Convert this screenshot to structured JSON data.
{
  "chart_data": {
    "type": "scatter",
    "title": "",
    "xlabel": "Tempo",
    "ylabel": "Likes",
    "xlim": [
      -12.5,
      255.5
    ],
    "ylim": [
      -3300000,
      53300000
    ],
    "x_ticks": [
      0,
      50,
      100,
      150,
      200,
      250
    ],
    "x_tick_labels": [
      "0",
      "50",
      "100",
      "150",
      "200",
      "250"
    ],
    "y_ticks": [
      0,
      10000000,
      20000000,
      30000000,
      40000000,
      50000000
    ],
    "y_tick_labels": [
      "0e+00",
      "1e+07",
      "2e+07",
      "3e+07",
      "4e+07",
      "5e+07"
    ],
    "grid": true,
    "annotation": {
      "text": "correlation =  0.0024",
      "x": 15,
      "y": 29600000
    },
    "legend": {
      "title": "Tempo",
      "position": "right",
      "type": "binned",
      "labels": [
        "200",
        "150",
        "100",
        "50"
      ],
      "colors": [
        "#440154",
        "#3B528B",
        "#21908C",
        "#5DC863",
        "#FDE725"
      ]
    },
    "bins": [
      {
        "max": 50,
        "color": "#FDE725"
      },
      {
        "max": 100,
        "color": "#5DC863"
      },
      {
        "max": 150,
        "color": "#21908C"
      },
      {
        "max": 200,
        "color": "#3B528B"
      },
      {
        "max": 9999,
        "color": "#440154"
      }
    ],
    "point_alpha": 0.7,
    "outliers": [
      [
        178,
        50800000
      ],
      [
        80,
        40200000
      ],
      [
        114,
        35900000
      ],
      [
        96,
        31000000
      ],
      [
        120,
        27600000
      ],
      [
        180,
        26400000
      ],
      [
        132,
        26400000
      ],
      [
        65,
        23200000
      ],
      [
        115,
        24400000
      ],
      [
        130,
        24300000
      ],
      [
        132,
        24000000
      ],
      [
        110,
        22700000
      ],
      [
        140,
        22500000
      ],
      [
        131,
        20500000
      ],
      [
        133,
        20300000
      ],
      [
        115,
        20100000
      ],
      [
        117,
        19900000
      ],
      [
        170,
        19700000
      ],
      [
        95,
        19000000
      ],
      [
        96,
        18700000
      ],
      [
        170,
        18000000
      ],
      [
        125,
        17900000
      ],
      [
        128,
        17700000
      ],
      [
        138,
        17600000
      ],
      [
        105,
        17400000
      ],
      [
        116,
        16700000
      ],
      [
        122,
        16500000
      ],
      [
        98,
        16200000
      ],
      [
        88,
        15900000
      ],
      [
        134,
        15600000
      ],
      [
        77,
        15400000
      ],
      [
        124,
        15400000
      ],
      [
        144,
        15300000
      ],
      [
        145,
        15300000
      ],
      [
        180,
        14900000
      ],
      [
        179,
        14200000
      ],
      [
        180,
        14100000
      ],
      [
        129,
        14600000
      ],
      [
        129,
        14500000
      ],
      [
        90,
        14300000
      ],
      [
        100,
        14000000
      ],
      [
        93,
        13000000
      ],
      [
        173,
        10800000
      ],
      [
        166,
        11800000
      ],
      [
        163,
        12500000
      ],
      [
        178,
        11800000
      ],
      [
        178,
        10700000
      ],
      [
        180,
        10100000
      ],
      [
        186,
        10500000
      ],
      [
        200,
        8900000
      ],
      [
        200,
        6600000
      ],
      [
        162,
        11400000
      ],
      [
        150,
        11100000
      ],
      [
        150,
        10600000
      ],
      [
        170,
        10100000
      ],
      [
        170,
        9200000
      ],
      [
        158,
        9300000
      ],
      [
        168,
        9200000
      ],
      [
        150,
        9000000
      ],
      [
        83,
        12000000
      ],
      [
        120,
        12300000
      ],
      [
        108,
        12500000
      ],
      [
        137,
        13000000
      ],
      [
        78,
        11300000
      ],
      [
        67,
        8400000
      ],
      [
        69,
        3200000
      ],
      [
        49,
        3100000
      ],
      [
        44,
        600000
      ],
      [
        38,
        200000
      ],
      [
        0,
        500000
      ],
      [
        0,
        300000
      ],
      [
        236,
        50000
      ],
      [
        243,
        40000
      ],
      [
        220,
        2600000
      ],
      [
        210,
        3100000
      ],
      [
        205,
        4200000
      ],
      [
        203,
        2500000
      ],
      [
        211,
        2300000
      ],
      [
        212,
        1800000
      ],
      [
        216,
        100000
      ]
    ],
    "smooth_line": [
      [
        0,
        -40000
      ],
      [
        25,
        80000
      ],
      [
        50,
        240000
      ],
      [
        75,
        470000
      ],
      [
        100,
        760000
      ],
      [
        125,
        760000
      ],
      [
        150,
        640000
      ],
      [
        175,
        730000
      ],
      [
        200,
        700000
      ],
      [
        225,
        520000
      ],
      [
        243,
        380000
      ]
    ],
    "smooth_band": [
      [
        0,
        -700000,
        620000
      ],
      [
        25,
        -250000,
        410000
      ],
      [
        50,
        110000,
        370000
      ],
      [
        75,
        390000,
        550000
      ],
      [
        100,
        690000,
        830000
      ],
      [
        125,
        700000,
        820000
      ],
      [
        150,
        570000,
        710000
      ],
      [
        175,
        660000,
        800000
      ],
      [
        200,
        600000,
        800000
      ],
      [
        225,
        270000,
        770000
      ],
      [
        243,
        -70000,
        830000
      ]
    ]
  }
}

## DIRECTIONS
Write out all of the records above exactly as they appear.

## SOLVED PROBLEM
Convert this screenshot to structured JSON data.
{
  "chart_data": {
    "type": "scatter",
    "title": "",
    "xlabel": "Tempo",
    "ylabel": "Likes",
    "xlim": [
      -12.5,
      255.5
    ],
    "ylim": [
      -3300000,
      53300000
    ],
    "x_ticks": [
      0,
      50,
      100,
      150,
      200,
      250
    ],
    "x_tick_labels": [
      "0",
      "50",
      "100",
      "150",
      "200",
      "250"
    ],
    "y_ticks": [
      0,
      10000000,
      20000000,
      30000000,
      40000000,
      50000000
    ],
    "y_tick_labels": [
      "0e+00",
      "1e+07",
      "2e+07",
      "3e+07",
      "4e+07",
      "5e+07"
    ],
    "grid": true,
    "annotation": {
      "text": "correlation =  0.0024",
      "x": 15,
      "y": 29600000
    },
    "legend": {
      "title": "Tempo",
      "position": "right",
      "type": "binned",
      "labels": [
        "200",
        "150",
        "100",
        "50"
      ],
      "colors": [
        "#440154",
        "#3B528B",
        "#21908C",
        "#5DC863",
        "#FDE725"
      ]
    },
    "bins": [
      {
        "max": 50,
        "color": "#FDE725"
      },
      {
        "max": 100,
        "color": "#5DC863"
      },
      {
        "max": 150,
        "color": "#21908C"
      },
      {
        "max": 200,
        "color": "#3B528B"
      },
      {
        "max": 9999,
        "color": "#440154"
      }
    ],
    "point_alpha": 0.7,
    "outliers": [
      [
        178,
        50800000
      ],
      [
        80,
        40200000
      ],
      [
        114,
        35900000
      ],
      [
        96,
        31000000
      ],
      [
        120,
        27600000
      ],
      [
        180,
        26400000
      ],
      [
        132,
        26400000
      ],
      [
        65,
        23200000
      ],
      [
        115,
        24400000
      ],
      [
        130,
        24300000
      ],
      [
        132,
        24000000
      ],
      [
        110,
        22700000
      ],
      [
        140,
        22500000
      ],
      [
        131,
        20500000
      ],
      [
        133,
        20300000
      ],
      [
        115,
        20100000
      ],
      [
        117,
        19900000
      ],
      [
        170,
        19700000
      ],
      [
        95,
        19000000
      ],
      [
        96,
        18700000
      ],
      [
        170,
        18000000
      ],
      [
        125,
        17900000
      ],
      [
        128,
        17700000
      ],
      [
        138,
        17600000
      ],
      [
        105,
        17400000
      ],
      [
        116,
        16700000
      ],
      [
        122,
        16500000
      ],
      [
        98,
        16200000
      ],
      [
        88,
        15900000
      ],
      [
        134,
        15600000
      ],
      [
        77,
        15400000
      ],
      [
        124,
        15400000
      ],
      [
        144,
        15300000
      ],
      [
        145,
        15300000
      ],
      [
        180,
        14900000
      ],
      [
        179,
        14200000
      ],
      [
        180,
        14100000
      ],
      [
        129,
        14600000
      ],
      [
        129,
        14500000
      ],
      [
        90,
        14300000
      ],
      [
        100,
        14000000
      ],
      [
        93,
        13000000
      ],
      [
        173,
        10800000
      ],
      [
        166,
        11800000
      ],
      [
        163,
        12500000
      ],
      [
        178,
        11800000
      ],
      [
        178,
        10700000
      ],
      [
        180,
        10100000
      ],
      [
        186,
        10500000
      ],
      [
        200,
        8900000
      ],
      [
        200,
        6600000
      ],
      [
        162,
        11400000
      ],
      [
        150,
        11100000
      ],
      [
        150,
        10600000
      ],
      [
        170,
        10100000
      ],
      [
        170,
        9200000
      ],
      [
        158,
        9300000
      ],
      [
        168,
        9200000
      ],
      [
        150,
        9000000
      ],
      [
        83,
        12000000
      ],
      [
        120,
        12300000
      ],
      [
        108,
        12500000
      ],
      [
        137,
        13000000
      ],
      [
        78,
        11300000
      ],
      [
        67,
        8400000
      ],
      [
        69,
        3200000
      ],
      [
        49,
        3100000
      ],
      [
        44,
        600000
      ],
      [
        38,
        200000
      ],
      [
        0,
        500000
      ],
      [
        0,
        300000
      ],
      [
        236,
        50000
      ],
      [
        243,
        40000
      ],
      [
        220,
        2600000
      ],
      [
        210,
        3100000
      ],
      [
        205,
        4200000
      ],
      [
        203,
        2500000
      ],
      [
        211,
        2300000
      ],
      [
        212,
        1800000
      ],
      [
        216,
        100000
      ]
    ],
    "smooth_line": [
      [
        0,
        -40000
      ],
      [
        25,
        80000
      ],
      [
        50,
        240000
      ],
      [
        75,
        470000
      ],
      [
        100,
        760000
      ],
      [
        125,
        760000
      ],
      [
        150,
        640000
      ],
      [
        175,
        730000
      ],
      [
        200,
        700000
      ],
      [
        225,
        520000
      ],
      [
        243,
        380000
      ]
    ],
    "smooth_band": [
      [
        0,
        -700000,
        620000
      ],
      [
        25,
        -250000,
        410000
      ],
      [
        50,
        110000,
        370000
      ],
      [
        75,
        390000,
        550000
      ],
      [
        100,
        690000,
        830000
      ],
      [
        125,
        700000,
        820000
      ],
      [
        150,
        570000,
        710000
      ],
      [
        175,
        660000,
        800000
      ],
      [
        200,
        600000,
        800000
      ],
      [
        225,
        270000,
        770000
      ],
      [
        243,
        -70000,
        830000
      ]
    ]
  }
}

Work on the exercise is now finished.